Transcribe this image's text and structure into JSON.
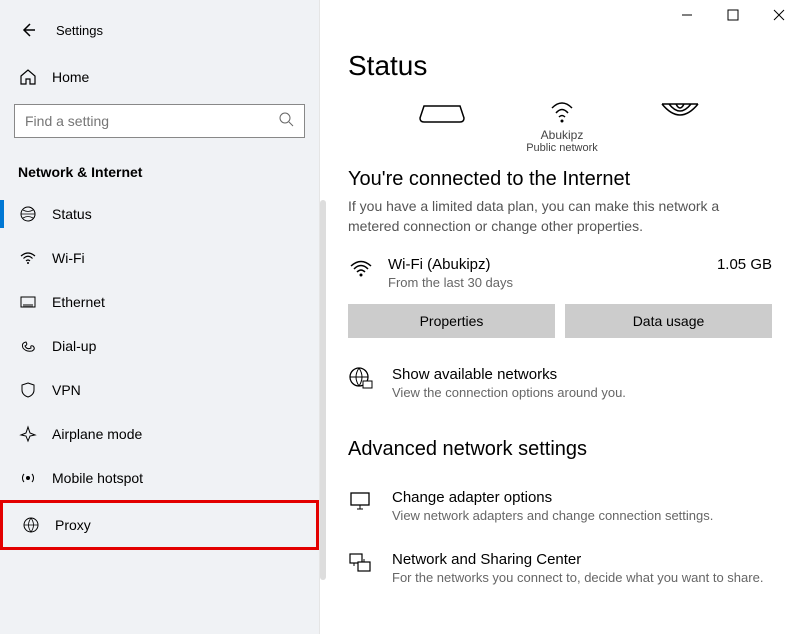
{
  "app_title": "Settings",
  "search": {
    "placeholder": "Find a setting"
  },
  "home_label": "Home",
  "category_title": "Network & Internet",
  "sidebar": {
    "items": [
      {
        "label": "Status"
      },
      {
        "label": "Wi-Fi"
      },
      {
        "label": "Ethernet"
      },
      {
        "label": "Dial-up"
      },
      {
        "label": "VPN"
      },
      {
        "label": "Airplane mode"
      },
      {
        "label": "Mobile hotspot"
      },
      {
        "label": "Proxy"
      }
    ]
  },
  "page": {
    "title": "Status",
    "diagram": {
      "center_label": "Abukipz",
      "center_sub": "Public network"
    },
    "connected_heading": "You're connected to the Internet",
    "connected_text": "If you have a limited data plan, you can make this network a metered connection or change other properties.",
    "connection": {
      "name": "Wi-Fi (Abukipz)",
      "sub": "From the last 30 days",
      "usage": "1.05 GB"
    },
    "buttons": {
      "properties": "Properties",
      "data_usage": "Data usage"
    },
    "show_networks": {
      "title": "Show available networks",
      "sub": "View the connection options around you."
    },
    "advanced_heading": "Advanced network settings",
    "adapter": {
      "title": "Change adapter options",
      "sub": "View network adapters and change connection settings."
    },
    "sharing": {
      "title": "Network and Sharing Center",
      "sub": "For the networks you connect to, decide what you want to share."
    }
  }
}
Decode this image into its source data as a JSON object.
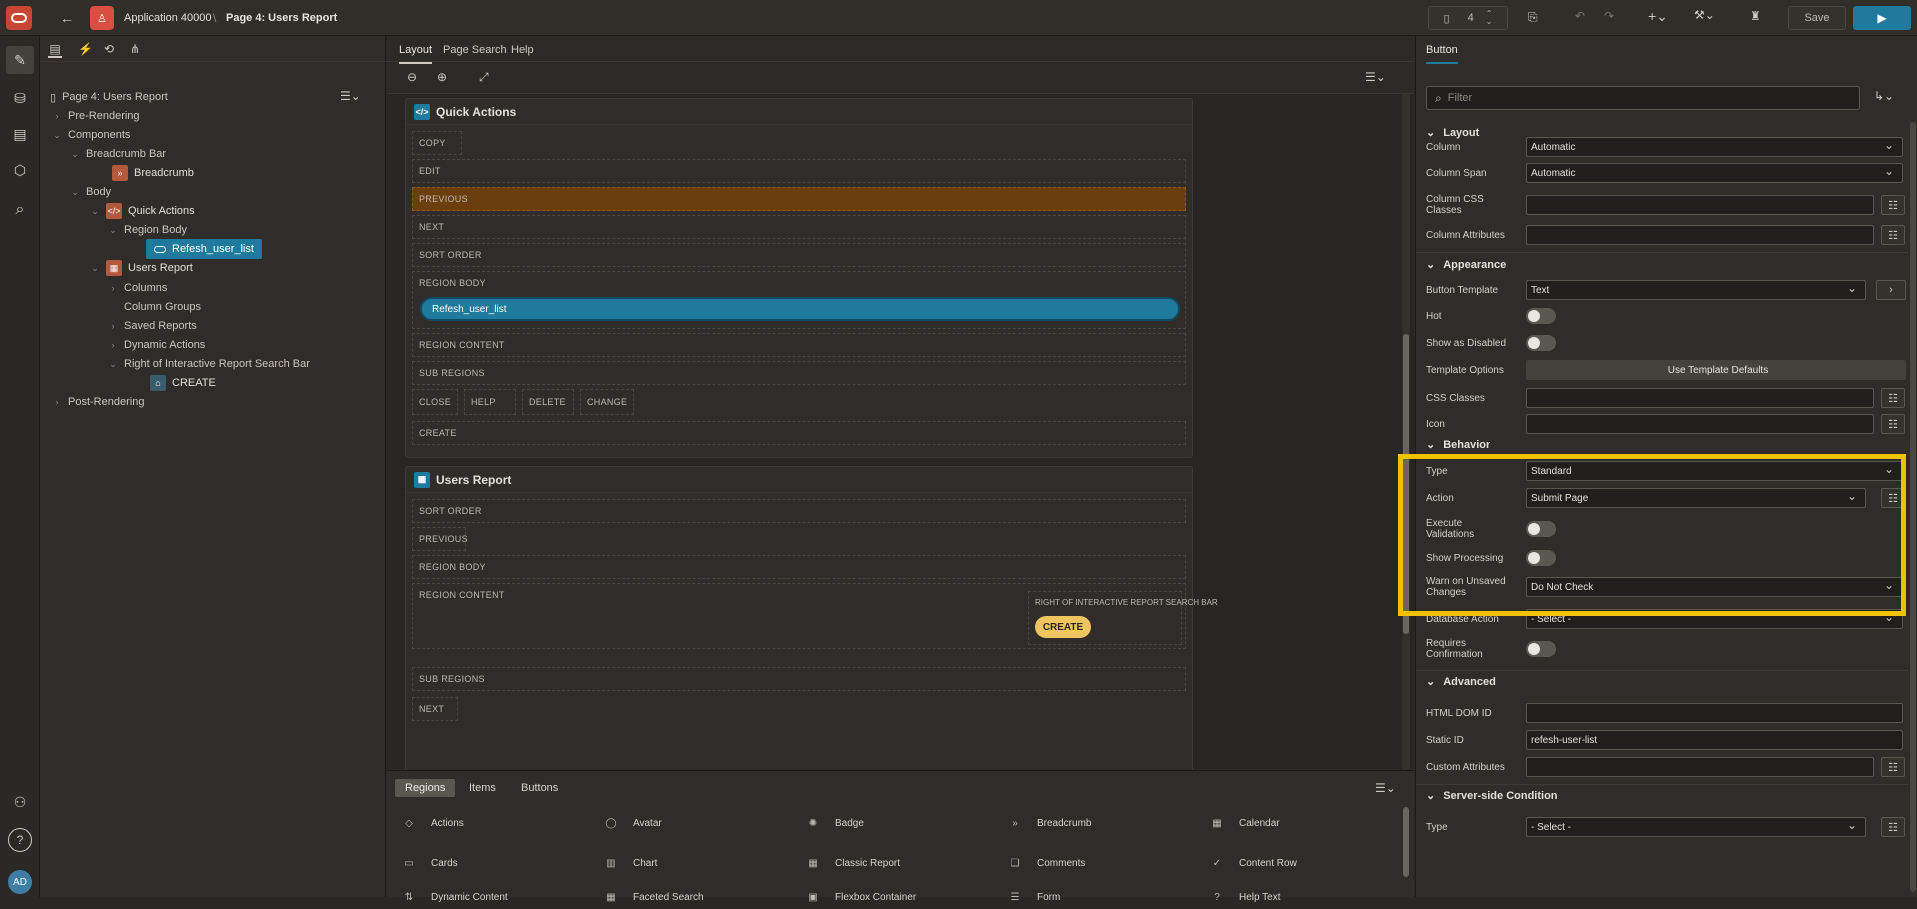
{
  "topbar": {
    "app_title": "Application 40000",
    "page_title": "Page 4: Users Report",
    "page_number": "4",
    "save_label": "Save",
    "accent": "#1f7a9e"
  },
  "left_panel": {
    "root": "Page 4: Users Report",
    "items": {
      "pre_rendering": "Pre-Rendering",
      "components": "Components",
      "breadcrumb_bar": "Breadcrumb Bar",
      "breadcrumb": "Breadcrumb",
      "body": "Body",
      "quick_actions": "Quick Actions",
      "region_body": "Region Body",
      "refesh_user_list": "Refesh_user_list",
      "users_report": "Users Report",
      "columns": "Columns",
      "column_groups": "Column Groups",
      "saved_reports": "Saved Reports",
      "dynamic_actions": "Dynamic Actions",
      "right_of_ir": "Right of Interactive Report Search Bar",
      "create": "CREATE",
      "post_rendering": "Post-Rendering"
    }
  },
  "center": {
    "tabs": [
      "Layout",
      "Page Search",
      "Help"
    ],
    "quick_actions": {
      "title": "Quick Actions",
      "slots": {
        "copy": "COPY",
        "edit": "EDIT",
        "previous": "PREVIOUS",
        "next": "NEXT",
        "sort_order": "SORT ORDER",
        "region_body": "REGION BODY",
        "button": "Refesh_user_list",
        "region_content": "REGION CONTENT",
        "sub_regions": "SUB REGIONS",
        "close": "CLOSE",
        "help": "HELP",
        "delete": "DELETE",
        "change": "CHANGE",
        "create": "CREATE"
      }
    },
    "users_report": {
      "title": "Users Report",
      "slots": {
        "sort_order": "SORT ORDER",
        "previous": "PREVIOUS",
        "region_body": "REGION BODY",
        "region_content": "REGION CONTENT",
        "right_of_ir": "RIGHT OF INTERACTIVE REPORT SEARCH BAR",
        "create_btn": "CREATE",
        "sub_regions": "SUB REGIONS",
        "next": "NEXT"
      }
    },
    "gallery": {
      "tabs": [
        "Regions",
        "Items",
        "Buttons"
      ],
      "items": [
        "Actions",
        "Avatar",
        "Badge",
        "Breadcrumb",
        "Calendar",
        "Cards",
        "Chart",
        "Classic Report",
        "Comments",
        "Content Row",
        "Dynamic Content",
        "Faceted Search",
        "Flexbox Container",
        "Form",
        "Help Text"
      ]
    }
  },
  "props": {
    "tab": "Button",
    "filter_placeholder": "Filter",
    "layout": {
      "title": "Layout",
      "column_label": "Column",
      "column_value": "Automatic",
      "span_label": "Column Span",
      "span_value": "Automatic",
      "css_label": "Column CSS Classes",
      "attr_label": "Column Attributes"
    },
    "appearance": {
      "title": "Appearance",
      "template_label": "Button Template",
      "template_value": "Text",
      "hot_label": "Hot",
      "disabled_label": "Show as Disabled",
      "options_label": "Template Options",
      "options_button": "Use Template Defaults",
      "css_label": "CSS Classes",
      "icon_label": "Icon"
    },
    "behavior": {
      "title": "Behavior",
      "type_label": "Type",
      "type_value": "Standard",
      "action_label": "Action",
      "action_value": "Submit Page",
      "validations_label": "Execute Validations",
      "processing_label": "Show Processing",
      "warn_label": "Warn on Unsaved Changes",
      "warn_value": "Do Not Check",
      "db_label": "Database Action",
      "db_value": "- Select -",
      "confirm_label": "Requires Confirmation",
      "highlight": "#f2c200"
    },
    "advanced": {
      "title": "Advanced",
      "dom_label": "HTML DOM ID",
      "static_label": "Static ID",
      "static_value": "refesh-user-list",
      "custom_label": "Custom Attributes"
    },
    "server": {
      "title": "Server-side Condition",
      "type_label": "Type",
      "type_value": "- Select -"
    }
  },
  "rail": {
    "avatar": "AD"
  }
}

__________________________________________________

**Exercise instructions:** Scan the entries above for the word "Rendering" and collect each line holding it.

**Task result:**
      "pre_rendering": "Pre-Rendering",
      "post_rendering": "Post-Rendering"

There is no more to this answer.